[BEGIN Passage provided]
MARCReader.iter_with_errors() yields (record, errors) tuples, and
under permissive=True yields (None, [exception]) so unsalvageable
records stay observable. record.errors is on all three readers;
iter_with_errors is bibliographic-only.
Strict-mode parsing now verifies that the byte at the leader's
claimed end-of-record position is RECORD_TERMINATOR (0x1D); a
different byte fires EndOfRecordNotFound (E006). Previously the
byte was unchecked and a malformed record with the wrong terminator
parsed silently. Lenient and permissive modes are unchanged — the
recovery cap continues to absorb the disagreement via existing
directory/field paths.
validation_level="strict_marc" also runs MARC 21 semantic checks:
per-tag indicator rules (e.g. 245 first indicator must be 0 or 1)
and leader-byte semantics, firing E201 and E002 respectively (both
recoverable in lenient / permissive). IsbnValidator /
EncodingValidator remain opt-in helpers; see the validators reference.
MarcError now implements Clone (Rust), enabling inspection of
recovered errors on record.errors after lenient parsing. Clone is
lossy for the three variants wrapping foreign causes (IoError,
XmlError, JsonError): it preserves the rendered message but drops
the non-string inner cause.
SubfieldPatternQuery now exposes its regex via a pattern getter
(Rust SubfieldPatternQuery::pattern()), and its repr() includes
the pattern — <SubfieldPatternQuery tag=084 subfield=a pattern="^abc"> — so the most useful field for debugging a query is
recoverable from the REPL or logs. The tag and subfield_code
getters are now also declared in the type stubs. Thanks to @acdha
(#226).

Changed

Leader errors from the MARCXML, JSON, and marcjson readers now carry
record_index (previously stripped) — identifying the failing record
in a multi-record collection, or 1 for single-record APIs. Affects
E001–E004 from these paths; the ISO 2709 path was already enriched.
MarcError::IoError (E007) raised mid-record — when the underlying
source fails while reading a record's data area — now carries
record_index, byte_offset, and source_name, instead of the
context-free From<io::Error> fallback that left them None. I/O
failures at a record boundary (before a record is in progress) stay
context-free by design; Python's OSError surface is unchanged.
Retired the internal cumulative-budget perf-gate CI workflow added
during the error-handling epic — it served its purpose and the
cumulative v0.8.0→v0.8.1 hot-path cost stayed negligible. Codspeed
continues general perf tracking, and the benchmarks still run locally.
Python MARCReader / AuthorityMARCReader / HoldingsMARCReader now
default to recovery_mode="permissive" (was "strict"), matching the
pymarc / marc4j convention — a fresh reader iterates past per-record
defects instead of aborting on the first. The Rust core's
mrrc::MarcReader keeps Strict. Pass recovery_mode="strict"
explicitly for the old behavior; the permissive=True pymarc-compat
path is unchanged. See the error-handling guide for the trade-offs.
Leader-validation errors now fire the field-specific variants their
documentation describes: RecordLengthInvalid (E001) for non-digit
bytes 0-4 or record_length < 24, BaseAddressInvalid (E003) for
non-digit bytes 12-16 or data_base_address < 24, and
BaseAddressNotFound (E004) for data_base_address > record_length.
[END Passage provided]
[BEGIN Data provided]
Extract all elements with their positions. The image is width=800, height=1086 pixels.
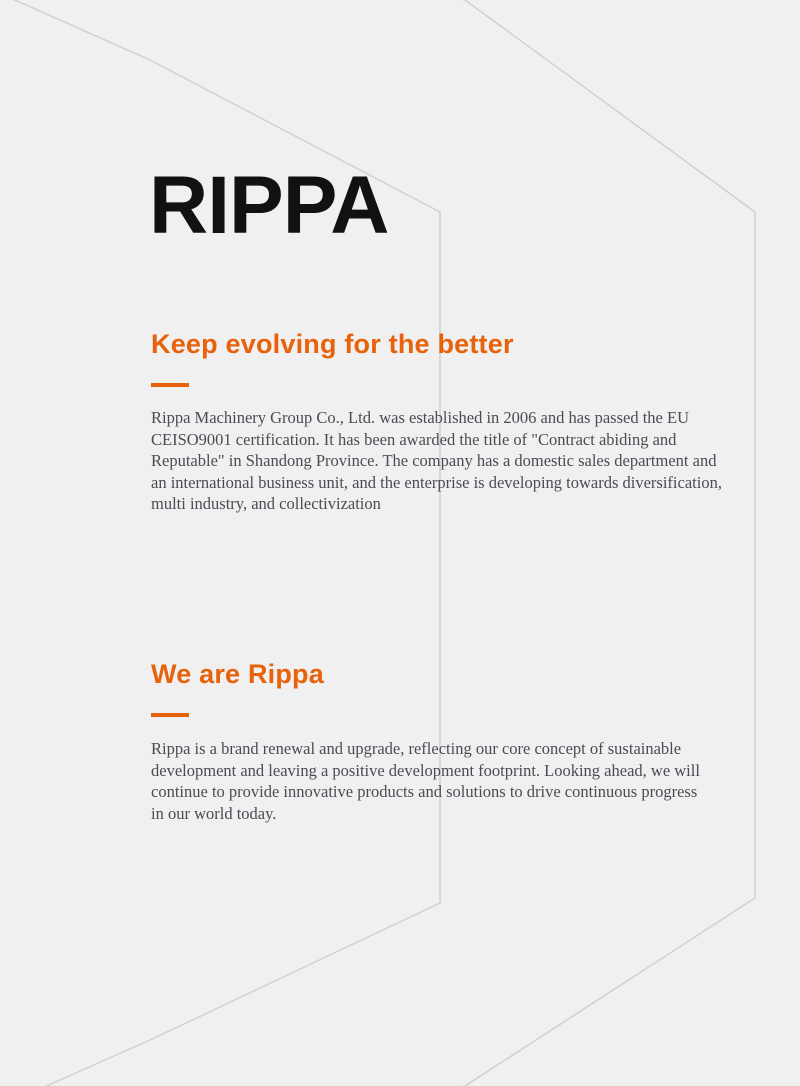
[END Data provided]
§ Required tasks:
(A) Render this sentence from the MARC reader changelog in Spanish: "Codspeed continues general perf tracking, and the benchmarks still run locally."
(B) Please extend the MARC reader changelog with the next part, starting after its final entry on BaseAddressNotFound (E004).

§ Results of the tasks:
(A) Codspeed continúa con el seguimiento general del rendimiento, y los benchmarks se siguen ejecutando localmente.

(B)
Previously all of these collapsed to InvalidLeader (E002) or, for
E004, fell through to a misleading InvalidField from directory
parsing.
A non-digit byte in a directory entry's length or start-position field
now fires DirectoryInvalid (E101) with field_tag and a precise
byte_offset, instead of the misleading InvalidField (E106) it
previously forwarded.
The performance-tuning, migration-from-pymarc, and
working-with-large-files guides now point to the Query DSL guide where
field filtering is discussed, so readers discover the
indicator/range/pattern/subfield matching path. Thanks to @acdha
(#234).
The Rust examples throughout the docs (quickstart, tutorials, reference)
now match the real API and compile: field.get_subfield('a') (char),
the public tag / indicator1 / indicator2 fields, the
FieldQuery::new() builder with record.fields_matching(&query),
Leader::from_bytes(...), the record_to_json / record_to_marcxml /
record_to_marcjson conversion functions, and use mrrc::RecordHelpers;
for record.title(). Many previously referenced methods that don't
exist. Reported by @acdha (#233).

Fixed

Two out-of-bounds slice panics in the lenient/permissive recovery
path: salvage attempts no longer crash when a directory entry's
start_position lies past the buffer (now bailing out of the
salvage branch), and the control-field decode path now guards
against zero-length directory entries (where end_position == start_position) before invoking saturating_sub(1) on the
slice end. Surfaced by the recovery-mode-consistency fuzz target.
MarcReader rejects non-ASCII bytes in directory entry tags
(firing DirectoryInvalid / E101) instead of lossily substituting
U+FFFD and producing records whose tag re-encodes to more than
3 bytes. MarcWriter and the authority/holdings writers also
refuse records whose tags aren't 3 ASCII bytes, returning
WriterError (E404). Surfaced by the error-classification fuzz
target's round-trip assertion.
TruncatedRecord (E005) now surfaces on record.errors in lenient
and permissive modes instead of being silently swallowed (it had been
cascading into a misleading E201). Strict mode is unchanged.
Python mrrc.MARCReader now honors recovery_mode on short body
reads: a truncated body no longer raises TruncatedRecord (E005)
before the recovery-aware parser runs, so in lenient / permissive
it lands on record.errors instead. Strict mode still raises.
Release workflow now attaches wheel assets to the GitHub Release
page automatically. Previously, actions/checkout ran after
download-artifact and wiped dist/ before the gh-release step,
leaving the release page with notes but zero assets. Steps reordered
so checkout runs first.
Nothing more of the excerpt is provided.